Look through the listing below and give the number of lines that hold "true". Say nothing more.

───── Input records ─────

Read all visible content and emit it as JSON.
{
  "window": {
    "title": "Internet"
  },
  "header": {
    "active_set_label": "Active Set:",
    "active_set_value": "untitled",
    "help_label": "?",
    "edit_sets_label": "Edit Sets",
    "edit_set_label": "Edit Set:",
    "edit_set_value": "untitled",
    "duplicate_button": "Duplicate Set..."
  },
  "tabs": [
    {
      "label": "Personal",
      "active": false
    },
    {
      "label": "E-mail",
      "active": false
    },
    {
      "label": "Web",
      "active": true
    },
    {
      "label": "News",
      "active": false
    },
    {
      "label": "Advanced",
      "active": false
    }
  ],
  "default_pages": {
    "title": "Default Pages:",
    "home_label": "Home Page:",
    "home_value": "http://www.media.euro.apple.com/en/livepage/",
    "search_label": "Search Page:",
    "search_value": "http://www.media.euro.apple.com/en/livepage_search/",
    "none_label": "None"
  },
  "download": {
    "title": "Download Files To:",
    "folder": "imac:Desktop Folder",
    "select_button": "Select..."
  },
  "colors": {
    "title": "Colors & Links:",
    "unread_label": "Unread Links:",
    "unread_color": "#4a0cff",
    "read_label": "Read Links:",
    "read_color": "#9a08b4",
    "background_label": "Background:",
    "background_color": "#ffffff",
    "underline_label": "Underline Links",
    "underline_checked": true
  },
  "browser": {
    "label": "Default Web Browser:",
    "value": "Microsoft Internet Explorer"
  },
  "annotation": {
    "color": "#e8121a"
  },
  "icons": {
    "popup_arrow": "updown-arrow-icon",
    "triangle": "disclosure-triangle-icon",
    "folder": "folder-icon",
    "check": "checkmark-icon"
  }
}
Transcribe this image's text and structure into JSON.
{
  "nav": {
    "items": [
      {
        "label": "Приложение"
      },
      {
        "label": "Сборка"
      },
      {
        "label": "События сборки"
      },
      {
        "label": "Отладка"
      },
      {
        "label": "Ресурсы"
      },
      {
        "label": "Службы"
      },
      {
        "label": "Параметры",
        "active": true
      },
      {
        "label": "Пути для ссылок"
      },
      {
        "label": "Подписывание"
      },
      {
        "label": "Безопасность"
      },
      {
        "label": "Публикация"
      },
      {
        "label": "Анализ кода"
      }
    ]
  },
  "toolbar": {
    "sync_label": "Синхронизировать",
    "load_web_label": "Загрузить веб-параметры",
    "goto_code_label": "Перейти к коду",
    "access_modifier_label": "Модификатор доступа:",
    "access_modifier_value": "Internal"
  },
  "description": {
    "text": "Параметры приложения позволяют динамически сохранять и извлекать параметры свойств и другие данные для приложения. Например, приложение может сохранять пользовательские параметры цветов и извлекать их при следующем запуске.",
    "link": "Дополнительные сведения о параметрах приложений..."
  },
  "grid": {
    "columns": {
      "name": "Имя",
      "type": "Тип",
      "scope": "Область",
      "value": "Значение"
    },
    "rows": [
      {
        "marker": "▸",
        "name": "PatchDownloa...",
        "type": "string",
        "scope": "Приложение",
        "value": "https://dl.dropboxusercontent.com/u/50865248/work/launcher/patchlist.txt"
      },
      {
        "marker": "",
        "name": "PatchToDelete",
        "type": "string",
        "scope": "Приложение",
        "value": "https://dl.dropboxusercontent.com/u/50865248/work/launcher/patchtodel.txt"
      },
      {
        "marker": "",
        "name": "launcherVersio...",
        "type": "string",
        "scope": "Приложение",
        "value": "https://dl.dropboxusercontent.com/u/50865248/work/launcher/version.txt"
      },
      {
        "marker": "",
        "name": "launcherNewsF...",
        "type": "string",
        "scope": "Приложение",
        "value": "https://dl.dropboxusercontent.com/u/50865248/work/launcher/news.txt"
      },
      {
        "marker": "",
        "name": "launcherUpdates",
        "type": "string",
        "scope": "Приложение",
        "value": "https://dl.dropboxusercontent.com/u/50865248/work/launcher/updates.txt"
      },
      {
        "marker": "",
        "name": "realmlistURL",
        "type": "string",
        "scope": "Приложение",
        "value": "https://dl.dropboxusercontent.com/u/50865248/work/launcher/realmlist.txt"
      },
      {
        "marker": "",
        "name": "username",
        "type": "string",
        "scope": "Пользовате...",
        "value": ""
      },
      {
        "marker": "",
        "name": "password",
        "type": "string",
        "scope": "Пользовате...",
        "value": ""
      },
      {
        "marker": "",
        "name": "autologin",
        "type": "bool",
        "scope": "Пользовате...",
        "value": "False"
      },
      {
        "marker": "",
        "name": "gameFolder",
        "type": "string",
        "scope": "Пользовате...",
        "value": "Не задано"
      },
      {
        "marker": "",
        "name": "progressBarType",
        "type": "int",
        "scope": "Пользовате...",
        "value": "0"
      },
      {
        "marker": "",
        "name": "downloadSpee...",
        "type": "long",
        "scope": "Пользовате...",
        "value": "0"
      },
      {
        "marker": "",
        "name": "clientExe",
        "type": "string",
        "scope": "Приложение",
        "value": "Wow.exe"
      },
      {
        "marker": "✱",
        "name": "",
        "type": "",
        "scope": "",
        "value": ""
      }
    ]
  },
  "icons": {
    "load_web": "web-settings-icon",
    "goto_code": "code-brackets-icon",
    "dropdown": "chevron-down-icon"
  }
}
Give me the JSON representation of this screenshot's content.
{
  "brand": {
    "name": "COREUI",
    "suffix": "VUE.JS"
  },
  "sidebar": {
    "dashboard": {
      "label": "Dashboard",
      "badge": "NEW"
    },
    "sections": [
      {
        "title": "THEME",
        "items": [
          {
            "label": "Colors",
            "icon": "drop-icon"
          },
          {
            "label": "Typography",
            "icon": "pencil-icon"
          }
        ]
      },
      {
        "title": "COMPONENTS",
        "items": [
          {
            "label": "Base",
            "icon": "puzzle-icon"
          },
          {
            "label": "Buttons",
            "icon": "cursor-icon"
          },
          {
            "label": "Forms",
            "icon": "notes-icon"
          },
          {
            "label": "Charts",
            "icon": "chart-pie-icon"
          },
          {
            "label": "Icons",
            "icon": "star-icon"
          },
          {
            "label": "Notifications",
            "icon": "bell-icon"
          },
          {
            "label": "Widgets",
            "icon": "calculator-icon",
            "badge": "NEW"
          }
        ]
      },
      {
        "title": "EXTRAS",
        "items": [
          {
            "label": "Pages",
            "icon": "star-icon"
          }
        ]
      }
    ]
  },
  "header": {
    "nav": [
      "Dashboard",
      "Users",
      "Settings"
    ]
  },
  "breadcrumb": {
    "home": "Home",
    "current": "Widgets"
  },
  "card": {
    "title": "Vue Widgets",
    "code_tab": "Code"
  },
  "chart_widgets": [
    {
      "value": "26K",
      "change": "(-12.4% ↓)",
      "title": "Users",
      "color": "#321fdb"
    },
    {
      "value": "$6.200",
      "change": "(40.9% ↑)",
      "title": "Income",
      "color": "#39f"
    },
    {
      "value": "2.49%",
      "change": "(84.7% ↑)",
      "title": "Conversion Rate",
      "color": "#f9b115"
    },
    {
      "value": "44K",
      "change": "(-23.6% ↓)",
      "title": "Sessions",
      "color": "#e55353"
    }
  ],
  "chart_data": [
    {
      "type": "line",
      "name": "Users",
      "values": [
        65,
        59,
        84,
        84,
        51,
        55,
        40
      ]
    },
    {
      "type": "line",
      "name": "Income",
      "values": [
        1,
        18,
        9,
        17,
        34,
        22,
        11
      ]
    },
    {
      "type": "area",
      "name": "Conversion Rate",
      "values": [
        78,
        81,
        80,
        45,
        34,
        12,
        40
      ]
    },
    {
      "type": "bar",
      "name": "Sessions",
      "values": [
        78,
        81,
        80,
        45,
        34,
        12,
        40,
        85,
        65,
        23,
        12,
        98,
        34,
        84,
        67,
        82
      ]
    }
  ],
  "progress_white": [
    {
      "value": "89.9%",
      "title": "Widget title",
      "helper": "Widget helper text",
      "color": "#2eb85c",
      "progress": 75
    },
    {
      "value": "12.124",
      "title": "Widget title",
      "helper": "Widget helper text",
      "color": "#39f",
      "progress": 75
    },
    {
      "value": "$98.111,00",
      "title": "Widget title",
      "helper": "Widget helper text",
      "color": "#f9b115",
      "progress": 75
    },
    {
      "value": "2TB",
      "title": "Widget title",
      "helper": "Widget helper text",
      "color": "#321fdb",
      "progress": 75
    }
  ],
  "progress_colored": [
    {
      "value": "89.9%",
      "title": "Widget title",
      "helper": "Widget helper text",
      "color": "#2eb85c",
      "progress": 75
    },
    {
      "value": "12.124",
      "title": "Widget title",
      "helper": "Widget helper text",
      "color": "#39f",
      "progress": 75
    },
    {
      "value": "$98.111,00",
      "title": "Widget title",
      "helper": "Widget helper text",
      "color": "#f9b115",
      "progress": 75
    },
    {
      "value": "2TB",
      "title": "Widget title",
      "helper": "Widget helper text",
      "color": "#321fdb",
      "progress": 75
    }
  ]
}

─────

### [Written answer]
3